··· DATA IN THIS EXERCISE ···

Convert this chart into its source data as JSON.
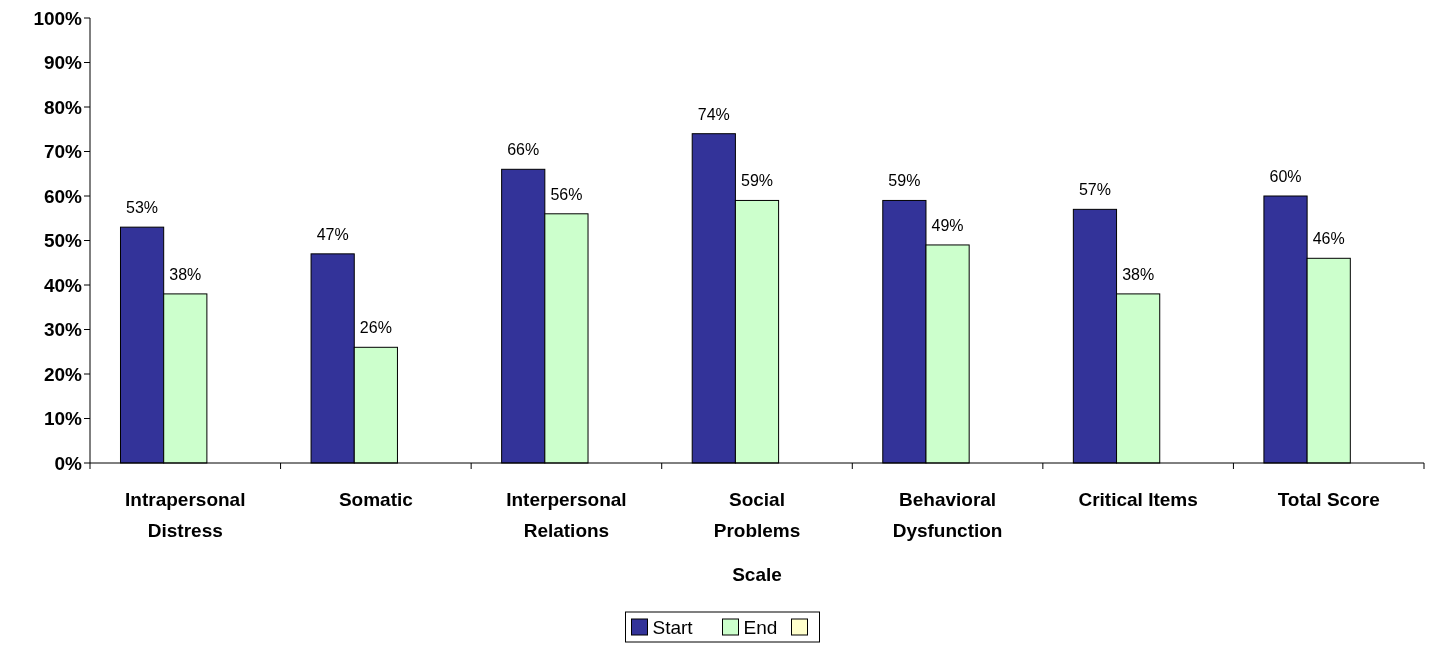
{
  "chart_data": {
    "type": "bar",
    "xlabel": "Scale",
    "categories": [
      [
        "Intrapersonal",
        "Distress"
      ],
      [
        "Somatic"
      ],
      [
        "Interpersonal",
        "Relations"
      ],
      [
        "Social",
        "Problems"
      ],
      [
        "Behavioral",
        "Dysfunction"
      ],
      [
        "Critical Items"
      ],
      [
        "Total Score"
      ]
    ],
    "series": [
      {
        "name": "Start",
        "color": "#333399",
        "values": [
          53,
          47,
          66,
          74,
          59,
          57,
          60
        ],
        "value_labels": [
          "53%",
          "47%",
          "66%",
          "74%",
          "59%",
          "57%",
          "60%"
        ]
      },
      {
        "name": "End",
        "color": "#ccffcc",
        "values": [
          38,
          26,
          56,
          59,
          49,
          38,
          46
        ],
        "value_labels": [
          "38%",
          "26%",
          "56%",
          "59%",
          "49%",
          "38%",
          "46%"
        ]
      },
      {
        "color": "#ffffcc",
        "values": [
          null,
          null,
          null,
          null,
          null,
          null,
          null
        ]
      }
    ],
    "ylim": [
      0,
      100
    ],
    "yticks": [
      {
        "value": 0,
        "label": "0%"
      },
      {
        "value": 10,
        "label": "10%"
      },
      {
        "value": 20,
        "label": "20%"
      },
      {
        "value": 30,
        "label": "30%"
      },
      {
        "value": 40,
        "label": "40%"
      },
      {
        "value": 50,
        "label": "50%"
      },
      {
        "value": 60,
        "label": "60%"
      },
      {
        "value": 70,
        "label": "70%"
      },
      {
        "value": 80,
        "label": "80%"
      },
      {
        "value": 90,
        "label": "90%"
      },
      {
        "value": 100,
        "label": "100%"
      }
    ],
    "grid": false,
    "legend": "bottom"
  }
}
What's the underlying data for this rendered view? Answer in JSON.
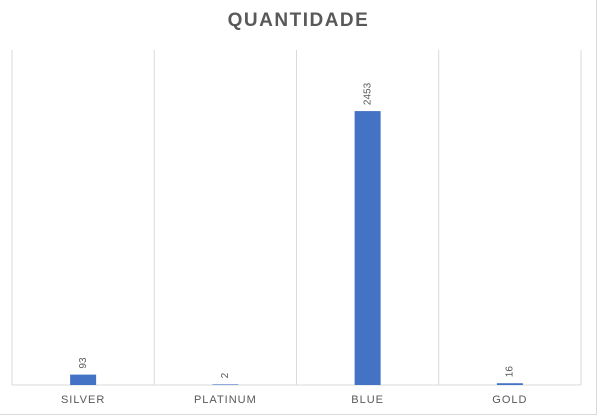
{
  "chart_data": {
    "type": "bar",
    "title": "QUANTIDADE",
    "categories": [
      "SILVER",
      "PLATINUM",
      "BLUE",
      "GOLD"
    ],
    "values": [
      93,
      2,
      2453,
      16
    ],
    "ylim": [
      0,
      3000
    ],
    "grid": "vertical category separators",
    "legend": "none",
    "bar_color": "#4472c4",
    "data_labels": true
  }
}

···

# EXERCISE AIM
Transcribe the full listing character for character. Pictures are excluded.

# SOLUTION TO THE PROBLEM
Convert this chart into its source data as JSON.
{
  "chart_data": {
    "type": "bar",
    "xlabel": "Scale",
    "categories": [
      [
        "Intrapersonal",
        "Distress"
      ],
      [
        "Somatic"
      ],
      [
        "Interpersonal",
        "Relations"
      ],
      [
        "Social",
        "Problems"
      ],
      [
        "Behavioral",
        "Dysfunction"
      ],
      [
        "Critical Items"
      ],
      [
        "Total Score"
      ]
    ],
    "series": [
      {
        "name": "Start",
        "color": "#333399",
        "values": [
          53,
          47,
          66,
          74,
          59,
          57,
          60
        ],
        "value_labels": [
          "53%",
          "47%",
          "66%",
          "74%",
          "59%",
          "57%",
          "60%"
        ]
      },
      {
        "name": "End",
        "color": "#ccffcc",
        "values": [
          38,
          26,
          56,
          59,
          49,
          38,
          46
        ],
        "value_labels": [
          "38%",
          "26%",
          "56%",
          "59%",
          "49%",
          "38%",
          "46%"
        ]
      },
      {
        "color": "#ffffcc",
        "values": [
          null,
          null,
          null,
          null,
          null,
          null,
          null
        ]
      }
    ],
    "ylim": [
      0,
      100
    ],
    "yticks": [
      {
        "value": 0,
        "label": "0%"
      },
      {
        "value": 10,
        "label": "10%"
      },
      {
        "value": 20,
        "label": "20%"
      },
      {
        "value": 30,
        "label": "30%"
      },
      {
        "value": 40,
        "label": "40%"
      },
      {
        "value": 50,
        "label": "50%"
      },
      {
        "value": 60,
        "label": "60%"
      },
      {
        "value": 70,
        "label": "70%"
      },
      {
        "value": 80,
        "label": "80%"
      },
      {
        "value": 90,
        "label": "90%"
      },
      {
        "value": 100,
        "label": "100%"
      }
    ],
    "grid": false,
    "legend": "bottom"
  }
}
What's the underlying data for this rendered view? Answer in JSON.
{
  "chart_data": {
    "type": "bar",
    "title": "QUANTIDADE",
    "categories": [
      "SILVER",
      "PLATINUM",
      "BLUE",
      "GOLD"
    ],
    "values": [
      93,
      2,
      2453,
      16
    ],
    "ylim": [
      0,
      3000
    ],
    "grid": "vertical category separators",
    "legend": "none",
    "bar_color": "#4472c4",
    "data_labels": true
  }
}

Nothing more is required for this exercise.